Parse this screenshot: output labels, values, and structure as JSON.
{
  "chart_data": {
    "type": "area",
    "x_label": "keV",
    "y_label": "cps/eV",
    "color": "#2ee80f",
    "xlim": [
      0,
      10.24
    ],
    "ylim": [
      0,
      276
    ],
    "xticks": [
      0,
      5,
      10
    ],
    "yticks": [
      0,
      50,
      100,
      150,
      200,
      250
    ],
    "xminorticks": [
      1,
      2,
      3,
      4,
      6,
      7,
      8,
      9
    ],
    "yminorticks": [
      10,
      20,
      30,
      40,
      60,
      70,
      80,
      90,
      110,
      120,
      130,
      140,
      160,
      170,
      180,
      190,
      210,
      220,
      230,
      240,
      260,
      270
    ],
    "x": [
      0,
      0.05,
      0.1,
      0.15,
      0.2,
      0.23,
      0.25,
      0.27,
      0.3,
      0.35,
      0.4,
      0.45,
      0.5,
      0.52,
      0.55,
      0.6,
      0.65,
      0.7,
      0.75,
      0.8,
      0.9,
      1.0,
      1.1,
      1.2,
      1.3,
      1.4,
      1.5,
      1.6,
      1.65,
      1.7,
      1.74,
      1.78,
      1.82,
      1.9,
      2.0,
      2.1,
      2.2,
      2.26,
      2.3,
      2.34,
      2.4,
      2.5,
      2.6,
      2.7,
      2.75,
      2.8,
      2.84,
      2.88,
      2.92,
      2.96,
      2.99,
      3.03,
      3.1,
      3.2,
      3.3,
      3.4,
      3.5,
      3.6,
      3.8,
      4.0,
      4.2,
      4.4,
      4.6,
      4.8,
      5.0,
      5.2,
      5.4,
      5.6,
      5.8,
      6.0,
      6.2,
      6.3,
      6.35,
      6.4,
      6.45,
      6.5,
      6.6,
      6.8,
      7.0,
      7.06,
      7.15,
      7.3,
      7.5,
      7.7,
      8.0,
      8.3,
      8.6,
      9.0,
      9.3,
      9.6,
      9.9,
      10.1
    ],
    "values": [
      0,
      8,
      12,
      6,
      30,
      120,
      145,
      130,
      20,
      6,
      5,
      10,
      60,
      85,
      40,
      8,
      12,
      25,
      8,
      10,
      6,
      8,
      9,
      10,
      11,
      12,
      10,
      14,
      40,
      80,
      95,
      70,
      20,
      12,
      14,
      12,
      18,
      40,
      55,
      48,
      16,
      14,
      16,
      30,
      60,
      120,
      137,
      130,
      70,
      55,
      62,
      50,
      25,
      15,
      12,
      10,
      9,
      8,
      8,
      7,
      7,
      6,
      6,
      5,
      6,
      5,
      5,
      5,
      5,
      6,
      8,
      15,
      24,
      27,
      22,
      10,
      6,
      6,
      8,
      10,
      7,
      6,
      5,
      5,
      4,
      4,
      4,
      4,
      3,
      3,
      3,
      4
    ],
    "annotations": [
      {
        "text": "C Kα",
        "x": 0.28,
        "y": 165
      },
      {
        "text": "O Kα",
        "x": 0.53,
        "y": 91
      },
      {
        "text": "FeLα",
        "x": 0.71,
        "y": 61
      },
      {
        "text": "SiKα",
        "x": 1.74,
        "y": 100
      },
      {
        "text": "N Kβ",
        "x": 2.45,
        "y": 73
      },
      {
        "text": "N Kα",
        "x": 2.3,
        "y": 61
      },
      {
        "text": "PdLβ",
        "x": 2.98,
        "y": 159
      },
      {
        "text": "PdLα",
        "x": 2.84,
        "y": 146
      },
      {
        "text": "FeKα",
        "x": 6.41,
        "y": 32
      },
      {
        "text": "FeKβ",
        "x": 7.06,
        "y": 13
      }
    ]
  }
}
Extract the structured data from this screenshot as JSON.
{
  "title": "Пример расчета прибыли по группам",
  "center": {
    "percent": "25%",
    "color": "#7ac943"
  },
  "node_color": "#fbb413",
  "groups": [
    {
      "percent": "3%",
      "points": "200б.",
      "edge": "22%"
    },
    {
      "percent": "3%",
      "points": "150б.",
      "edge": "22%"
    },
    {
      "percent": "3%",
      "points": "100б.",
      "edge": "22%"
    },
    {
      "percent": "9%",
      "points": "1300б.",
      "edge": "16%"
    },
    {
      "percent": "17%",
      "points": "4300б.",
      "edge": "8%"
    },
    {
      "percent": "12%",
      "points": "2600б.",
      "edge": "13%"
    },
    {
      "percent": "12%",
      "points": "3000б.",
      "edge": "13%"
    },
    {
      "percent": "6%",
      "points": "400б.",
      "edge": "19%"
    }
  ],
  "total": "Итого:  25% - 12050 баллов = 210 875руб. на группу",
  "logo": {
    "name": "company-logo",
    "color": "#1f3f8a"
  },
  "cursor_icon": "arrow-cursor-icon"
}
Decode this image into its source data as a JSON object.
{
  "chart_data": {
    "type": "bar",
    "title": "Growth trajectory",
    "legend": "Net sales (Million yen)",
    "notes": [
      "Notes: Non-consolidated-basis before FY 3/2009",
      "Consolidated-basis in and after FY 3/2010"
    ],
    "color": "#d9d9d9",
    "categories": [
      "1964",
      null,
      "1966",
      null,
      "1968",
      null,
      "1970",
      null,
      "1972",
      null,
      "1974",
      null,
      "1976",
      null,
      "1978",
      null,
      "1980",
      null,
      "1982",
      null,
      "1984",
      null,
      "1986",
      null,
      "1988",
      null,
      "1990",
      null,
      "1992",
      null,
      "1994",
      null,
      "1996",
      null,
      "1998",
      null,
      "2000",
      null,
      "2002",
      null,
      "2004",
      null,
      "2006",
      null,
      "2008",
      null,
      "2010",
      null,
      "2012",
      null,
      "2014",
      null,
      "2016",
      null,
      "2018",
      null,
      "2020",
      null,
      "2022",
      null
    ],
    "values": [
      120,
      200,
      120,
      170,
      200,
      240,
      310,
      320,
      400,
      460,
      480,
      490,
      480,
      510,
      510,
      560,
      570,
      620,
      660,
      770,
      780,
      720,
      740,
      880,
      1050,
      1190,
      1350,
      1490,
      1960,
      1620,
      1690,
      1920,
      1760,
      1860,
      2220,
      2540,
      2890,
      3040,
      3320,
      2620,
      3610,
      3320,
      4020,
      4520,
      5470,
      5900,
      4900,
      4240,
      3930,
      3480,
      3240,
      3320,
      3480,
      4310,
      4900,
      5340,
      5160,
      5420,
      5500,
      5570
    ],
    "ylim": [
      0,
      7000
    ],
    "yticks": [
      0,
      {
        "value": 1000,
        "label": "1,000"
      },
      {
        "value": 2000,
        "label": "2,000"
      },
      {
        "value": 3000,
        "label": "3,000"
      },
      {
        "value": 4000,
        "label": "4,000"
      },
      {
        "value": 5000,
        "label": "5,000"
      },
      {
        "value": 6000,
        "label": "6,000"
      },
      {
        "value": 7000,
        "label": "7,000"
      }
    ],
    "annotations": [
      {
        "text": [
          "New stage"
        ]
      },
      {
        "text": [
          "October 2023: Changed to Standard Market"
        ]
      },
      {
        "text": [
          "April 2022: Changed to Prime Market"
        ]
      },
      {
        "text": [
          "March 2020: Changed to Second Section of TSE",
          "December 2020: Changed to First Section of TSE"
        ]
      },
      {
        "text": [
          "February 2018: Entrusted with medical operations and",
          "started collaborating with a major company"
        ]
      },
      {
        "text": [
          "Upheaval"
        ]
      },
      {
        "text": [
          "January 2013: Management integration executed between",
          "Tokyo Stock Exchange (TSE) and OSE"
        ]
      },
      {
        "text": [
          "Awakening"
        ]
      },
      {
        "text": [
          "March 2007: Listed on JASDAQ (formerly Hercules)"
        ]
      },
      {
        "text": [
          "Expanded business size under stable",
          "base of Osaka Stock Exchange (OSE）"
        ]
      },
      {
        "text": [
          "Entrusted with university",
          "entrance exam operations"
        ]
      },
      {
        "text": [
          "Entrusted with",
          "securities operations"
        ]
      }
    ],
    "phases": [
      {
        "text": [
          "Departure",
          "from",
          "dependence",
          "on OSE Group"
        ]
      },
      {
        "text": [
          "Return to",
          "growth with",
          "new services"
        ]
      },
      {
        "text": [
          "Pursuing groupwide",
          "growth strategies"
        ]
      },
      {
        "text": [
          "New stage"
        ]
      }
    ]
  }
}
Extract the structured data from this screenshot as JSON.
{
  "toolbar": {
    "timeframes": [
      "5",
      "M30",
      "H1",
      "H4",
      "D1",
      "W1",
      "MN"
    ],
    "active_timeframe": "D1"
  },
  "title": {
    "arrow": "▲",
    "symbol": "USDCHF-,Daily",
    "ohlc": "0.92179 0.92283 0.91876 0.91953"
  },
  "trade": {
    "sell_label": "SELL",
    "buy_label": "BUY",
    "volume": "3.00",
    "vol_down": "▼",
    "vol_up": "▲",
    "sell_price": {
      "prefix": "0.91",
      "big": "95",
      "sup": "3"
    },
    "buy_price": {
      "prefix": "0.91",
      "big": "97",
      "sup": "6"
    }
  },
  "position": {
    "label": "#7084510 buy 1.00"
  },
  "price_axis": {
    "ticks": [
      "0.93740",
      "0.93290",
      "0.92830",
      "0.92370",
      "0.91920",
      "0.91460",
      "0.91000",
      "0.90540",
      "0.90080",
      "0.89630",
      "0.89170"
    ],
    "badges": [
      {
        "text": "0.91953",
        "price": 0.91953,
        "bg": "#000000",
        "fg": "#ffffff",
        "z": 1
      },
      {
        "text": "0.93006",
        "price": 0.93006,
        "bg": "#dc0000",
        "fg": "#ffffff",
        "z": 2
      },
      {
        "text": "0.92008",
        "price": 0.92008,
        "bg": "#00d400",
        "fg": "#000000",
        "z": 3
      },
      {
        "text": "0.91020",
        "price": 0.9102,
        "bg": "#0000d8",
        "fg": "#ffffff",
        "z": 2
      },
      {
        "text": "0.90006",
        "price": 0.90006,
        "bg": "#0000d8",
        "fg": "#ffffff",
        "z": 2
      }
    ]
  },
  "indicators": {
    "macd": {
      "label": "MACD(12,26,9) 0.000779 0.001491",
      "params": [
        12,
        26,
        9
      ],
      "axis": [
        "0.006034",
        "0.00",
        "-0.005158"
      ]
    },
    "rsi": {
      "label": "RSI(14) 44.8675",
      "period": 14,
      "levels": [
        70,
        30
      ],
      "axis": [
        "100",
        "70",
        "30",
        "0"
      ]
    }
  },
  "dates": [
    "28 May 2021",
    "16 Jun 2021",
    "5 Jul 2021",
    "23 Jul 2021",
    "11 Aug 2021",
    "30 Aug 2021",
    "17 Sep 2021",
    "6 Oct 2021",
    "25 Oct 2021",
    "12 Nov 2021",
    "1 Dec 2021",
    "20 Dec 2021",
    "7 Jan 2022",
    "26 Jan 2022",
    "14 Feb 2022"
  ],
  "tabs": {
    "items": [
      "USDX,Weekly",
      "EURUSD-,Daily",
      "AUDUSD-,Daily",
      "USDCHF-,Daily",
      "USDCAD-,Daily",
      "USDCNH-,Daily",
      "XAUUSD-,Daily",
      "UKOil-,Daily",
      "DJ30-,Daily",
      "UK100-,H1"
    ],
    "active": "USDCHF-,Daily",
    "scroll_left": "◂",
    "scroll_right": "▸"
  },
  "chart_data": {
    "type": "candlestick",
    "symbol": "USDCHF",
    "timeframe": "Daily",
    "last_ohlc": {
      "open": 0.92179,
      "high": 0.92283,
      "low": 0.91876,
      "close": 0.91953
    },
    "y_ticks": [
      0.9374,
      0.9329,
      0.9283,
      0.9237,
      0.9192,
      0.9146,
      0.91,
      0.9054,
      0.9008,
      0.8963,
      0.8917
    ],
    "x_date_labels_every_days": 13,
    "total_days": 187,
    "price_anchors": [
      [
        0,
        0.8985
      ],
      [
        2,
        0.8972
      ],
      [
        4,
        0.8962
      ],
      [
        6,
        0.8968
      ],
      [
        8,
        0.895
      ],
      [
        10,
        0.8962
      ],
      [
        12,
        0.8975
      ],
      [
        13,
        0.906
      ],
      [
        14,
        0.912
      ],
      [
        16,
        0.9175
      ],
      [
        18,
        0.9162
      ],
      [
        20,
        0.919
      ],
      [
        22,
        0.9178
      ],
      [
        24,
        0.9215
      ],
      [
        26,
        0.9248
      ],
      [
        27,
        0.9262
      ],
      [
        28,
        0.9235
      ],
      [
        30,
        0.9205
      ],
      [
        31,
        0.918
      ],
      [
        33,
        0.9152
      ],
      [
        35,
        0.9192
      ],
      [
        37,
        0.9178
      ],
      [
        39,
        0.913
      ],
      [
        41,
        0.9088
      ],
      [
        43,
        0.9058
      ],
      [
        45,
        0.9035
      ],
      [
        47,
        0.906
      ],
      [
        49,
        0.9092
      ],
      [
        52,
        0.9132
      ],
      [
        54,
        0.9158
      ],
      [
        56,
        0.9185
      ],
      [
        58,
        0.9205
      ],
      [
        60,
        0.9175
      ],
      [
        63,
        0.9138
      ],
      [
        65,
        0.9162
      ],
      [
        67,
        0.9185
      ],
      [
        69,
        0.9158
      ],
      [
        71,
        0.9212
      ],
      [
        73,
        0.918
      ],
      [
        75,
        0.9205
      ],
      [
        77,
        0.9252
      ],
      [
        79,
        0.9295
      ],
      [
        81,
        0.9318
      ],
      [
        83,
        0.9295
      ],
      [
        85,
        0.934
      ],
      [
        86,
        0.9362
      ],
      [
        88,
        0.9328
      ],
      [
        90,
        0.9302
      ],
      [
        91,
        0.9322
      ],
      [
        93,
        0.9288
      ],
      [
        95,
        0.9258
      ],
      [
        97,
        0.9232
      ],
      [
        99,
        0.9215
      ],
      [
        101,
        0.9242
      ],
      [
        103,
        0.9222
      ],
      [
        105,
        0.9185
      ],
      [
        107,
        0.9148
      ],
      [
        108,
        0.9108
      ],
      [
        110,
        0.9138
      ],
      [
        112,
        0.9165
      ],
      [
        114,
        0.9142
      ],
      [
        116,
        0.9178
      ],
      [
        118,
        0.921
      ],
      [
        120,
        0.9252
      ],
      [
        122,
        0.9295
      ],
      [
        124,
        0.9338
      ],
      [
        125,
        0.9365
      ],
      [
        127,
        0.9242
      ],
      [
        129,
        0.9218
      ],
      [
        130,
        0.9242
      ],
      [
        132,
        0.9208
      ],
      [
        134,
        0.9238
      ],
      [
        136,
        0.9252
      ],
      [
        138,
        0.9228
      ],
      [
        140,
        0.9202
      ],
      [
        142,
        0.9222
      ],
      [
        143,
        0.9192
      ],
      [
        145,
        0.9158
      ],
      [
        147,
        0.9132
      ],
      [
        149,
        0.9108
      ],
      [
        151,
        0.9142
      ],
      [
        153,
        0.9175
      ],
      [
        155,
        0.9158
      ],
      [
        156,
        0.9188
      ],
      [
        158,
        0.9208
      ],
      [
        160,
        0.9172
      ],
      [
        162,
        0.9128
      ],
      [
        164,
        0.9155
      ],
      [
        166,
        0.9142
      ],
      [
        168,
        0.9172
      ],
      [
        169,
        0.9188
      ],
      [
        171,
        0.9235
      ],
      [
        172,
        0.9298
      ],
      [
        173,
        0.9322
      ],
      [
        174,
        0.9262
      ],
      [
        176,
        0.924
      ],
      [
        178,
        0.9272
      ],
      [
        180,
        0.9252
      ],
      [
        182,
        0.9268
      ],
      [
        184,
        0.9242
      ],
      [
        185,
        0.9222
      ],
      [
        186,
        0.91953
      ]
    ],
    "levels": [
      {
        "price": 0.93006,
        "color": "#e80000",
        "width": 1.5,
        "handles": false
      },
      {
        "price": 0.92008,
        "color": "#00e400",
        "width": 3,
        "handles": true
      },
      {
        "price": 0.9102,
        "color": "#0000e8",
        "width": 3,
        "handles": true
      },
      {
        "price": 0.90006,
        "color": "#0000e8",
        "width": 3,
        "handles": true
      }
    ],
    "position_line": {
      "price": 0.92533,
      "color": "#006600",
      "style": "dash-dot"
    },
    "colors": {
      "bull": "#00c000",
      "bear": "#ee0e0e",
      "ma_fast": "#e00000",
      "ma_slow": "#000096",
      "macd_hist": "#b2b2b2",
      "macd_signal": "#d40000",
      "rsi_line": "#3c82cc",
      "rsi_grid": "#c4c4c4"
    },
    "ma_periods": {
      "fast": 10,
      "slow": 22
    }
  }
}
___
» **WHAT TO WORK ON**:
Pull out every line of the entries that includes the word "basis".

» **RESULT FOR THIS TASK**:
      "Notes: Non-consolidated-basis before FY 3/2009",
      "Consolidated-basis in and after FY 3/2010"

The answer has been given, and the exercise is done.